§ **Instruction**
Figure out how many lines of the material below contain the word "page". Answer with the number only.
= = =
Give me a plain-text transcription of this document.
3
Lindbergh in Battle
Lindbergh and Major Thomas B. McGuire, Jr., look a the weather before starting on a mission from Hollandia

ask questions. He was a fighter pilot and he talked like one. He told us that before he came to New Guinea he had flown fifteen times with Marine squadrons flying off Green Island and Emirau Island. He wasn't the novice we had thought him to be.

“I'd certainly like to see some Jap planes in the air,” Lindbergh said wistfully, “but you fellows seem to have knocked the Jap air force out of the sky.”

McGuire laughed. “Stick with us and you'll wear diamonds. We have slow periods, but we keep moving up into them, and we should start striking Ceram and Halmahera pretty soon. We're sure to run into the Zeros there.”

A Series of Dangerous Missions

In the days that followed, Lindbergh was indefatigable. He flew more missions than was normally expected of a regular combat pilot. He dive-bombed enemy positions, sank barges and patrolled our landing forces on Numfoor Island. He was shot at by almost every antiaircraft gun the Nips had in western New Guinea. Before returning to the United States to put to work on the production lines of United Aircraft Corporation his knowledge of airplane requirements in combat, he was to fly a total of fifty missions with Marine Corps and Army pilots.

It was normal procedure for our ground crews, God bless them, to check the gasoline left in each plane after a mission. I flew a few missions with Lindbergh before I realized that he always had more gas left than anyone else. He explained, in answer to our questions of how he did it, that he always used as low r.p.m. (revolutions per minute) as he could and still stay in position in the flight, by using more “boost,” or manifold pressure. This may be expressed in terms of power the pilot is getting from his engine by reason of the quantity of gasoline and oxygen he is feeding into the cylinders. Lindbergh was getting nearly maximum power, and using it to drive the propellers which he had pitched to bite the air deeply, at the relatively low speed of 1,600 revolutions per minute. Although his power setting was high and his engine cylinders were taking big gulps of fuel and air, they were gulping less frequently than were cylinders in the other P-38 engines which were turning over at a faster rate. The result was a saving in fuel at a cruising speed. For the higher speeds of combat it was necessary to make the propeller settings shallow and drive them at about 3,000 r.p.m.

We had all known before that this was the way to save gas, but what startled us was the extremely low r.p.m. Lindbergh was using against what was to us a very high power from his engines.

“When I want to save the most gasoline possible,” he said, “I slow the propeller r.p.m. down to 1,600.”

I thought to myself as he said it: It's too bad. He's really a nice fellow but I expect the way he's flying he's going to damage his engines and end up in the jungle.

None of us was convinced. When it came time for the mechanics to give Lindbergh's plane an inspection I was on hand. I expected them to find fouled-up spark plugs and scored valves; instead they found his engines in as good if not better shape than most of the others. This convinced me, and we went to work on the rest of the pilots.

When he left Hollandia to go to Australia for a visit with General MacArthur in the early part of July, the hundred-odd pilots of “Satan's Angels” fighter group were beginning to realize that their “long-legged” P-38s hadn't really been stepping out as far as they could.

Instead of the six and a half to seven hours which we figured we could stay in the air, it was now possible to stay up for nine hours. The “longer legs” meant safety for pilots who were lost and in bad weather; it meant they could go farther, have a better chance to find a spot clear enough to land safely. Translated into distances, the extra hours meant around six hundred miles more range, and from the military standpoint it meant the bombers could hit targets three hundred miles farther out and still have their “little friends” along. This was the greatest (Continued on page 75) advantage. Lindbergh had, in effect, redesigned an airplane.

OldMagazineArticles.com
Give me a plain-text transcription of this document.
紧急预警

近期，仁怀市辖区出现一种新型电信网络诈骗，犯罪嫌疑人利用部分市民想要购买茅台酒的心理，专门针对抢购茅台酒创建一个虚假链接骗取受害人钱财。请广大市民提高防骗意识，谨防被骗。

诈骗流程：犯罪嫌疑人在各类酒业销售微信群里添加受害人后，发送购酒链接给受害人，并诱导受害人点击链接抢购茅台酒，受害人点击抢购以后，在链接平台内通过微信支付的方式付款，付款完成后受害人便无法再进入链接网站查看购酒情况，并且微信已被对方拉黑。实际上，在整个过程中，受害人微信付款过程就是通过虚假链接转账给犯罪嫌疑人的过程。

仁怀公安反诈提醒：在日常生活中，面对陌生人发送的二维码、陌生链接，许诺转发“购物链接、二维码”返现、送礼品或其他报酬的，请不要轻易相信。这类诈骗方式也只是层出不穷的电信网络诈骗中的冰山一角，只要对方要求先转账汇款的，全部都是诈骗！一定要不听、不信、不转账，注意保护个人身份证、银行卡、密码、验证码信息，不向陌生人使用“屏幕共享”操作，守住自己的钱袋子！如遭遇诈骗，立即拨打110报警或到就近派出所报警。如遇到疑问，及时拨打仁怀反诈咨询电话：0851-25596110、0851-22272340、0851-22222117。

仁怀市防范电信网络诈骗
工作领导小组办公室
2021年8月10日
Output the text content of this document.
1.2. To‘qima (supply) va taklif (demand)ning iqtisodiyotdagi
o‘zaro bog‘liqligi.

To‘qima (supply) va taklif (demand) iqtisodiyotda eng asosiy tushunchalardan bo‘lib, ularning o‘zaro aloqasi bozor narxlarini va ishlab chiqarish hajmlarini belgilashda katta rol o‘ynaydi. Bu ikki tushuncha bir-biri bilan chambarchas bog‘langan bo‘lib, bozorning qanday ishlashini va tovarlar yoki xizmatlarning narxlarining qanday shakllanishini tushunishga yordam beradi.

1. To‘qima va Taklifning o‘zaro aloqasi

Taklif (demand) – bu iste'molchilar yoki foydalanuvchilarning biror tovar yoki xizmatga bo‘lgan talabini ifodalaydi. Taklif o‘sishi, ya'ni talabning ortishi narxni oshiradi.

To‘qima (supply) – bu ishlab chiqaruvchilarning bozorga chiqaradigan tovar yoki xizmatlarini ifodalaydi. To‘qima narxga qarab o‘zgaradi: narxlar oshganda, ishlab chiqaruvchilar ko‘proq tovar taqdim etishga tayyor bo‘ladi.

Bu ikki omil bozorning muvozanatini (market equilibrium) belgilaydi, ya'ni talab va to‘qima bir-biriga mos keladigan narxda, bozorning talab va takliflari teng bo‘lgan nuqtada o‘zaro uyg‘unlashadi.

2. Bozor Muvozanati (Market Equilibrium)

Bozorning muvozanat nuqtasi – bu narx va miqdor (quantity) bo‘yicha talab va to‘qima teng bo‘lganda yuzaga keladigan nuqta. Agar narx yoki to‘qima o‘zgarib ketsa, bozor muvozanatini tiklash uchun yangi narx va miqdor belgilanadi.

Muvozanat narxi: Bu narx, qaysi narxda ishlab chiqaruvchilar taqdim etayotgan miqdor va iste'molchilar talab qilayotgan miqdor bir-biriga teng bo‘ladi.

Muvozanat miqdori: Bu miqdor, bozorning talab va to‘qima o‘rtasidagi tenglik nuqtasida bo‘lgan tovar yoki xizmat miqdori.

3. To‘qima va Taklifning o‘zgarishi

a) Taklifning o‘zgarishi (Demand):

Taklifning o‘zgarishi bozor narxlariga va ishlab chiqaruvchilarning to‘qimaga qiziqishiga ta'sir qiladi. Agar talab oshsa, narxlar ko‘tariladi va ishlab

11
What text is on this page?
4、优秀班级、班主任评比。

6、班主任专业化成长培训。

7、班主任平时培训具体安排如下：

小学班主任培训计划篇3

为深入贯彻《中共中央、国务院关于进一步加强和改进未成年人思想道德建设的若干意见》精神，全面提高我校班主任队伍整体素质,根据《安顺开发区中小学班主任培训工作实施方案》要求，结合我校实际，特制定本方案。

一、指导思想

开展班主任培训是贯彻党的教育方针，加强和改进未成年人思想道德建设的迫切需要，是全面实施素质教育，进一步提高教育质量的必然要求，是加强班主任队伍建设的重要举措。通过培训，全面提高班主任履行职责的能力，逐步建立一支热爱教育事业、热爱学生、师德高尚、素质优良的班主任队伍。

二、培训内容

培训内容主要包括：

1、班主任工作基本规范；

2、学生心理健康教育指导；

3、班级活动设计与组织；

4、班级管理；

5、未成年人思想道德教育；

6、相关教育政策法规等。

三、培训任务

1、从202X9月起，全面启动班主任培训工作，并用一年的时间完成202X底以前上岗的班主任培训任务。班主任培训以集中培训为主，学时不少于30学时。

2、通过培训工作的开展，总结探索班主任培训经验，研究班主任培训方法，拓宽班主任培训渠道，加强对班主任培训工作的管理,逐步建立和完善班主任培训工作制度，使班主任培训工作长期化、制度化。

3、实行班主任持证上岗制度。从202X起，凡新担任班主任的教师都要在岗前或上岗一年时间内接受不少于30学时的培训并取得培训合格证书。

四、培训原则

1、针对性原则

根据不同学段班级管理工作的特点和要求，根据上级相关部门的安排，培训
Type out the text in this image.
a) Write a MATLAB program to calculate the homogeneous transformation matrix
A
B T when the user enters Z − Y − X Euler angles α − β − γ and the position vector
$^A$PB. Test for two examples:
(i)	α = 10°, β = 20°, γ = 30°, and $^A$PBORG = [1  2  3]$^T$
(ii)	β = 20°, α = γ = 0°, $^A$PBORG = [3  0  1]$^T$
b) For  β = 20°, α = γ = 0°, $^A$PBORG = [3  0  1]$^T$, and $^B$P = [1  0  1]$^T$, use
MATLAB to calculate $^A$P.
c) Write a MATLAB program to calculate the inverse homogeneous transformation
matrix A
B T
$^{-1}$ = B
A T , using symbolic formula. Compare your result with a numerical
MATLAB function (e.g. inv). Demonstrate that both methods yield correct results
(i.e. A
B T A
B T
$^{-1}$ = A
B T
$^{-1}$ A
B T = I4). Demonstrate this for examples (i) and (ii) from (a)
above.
= = =
§ **Answer to the task**
2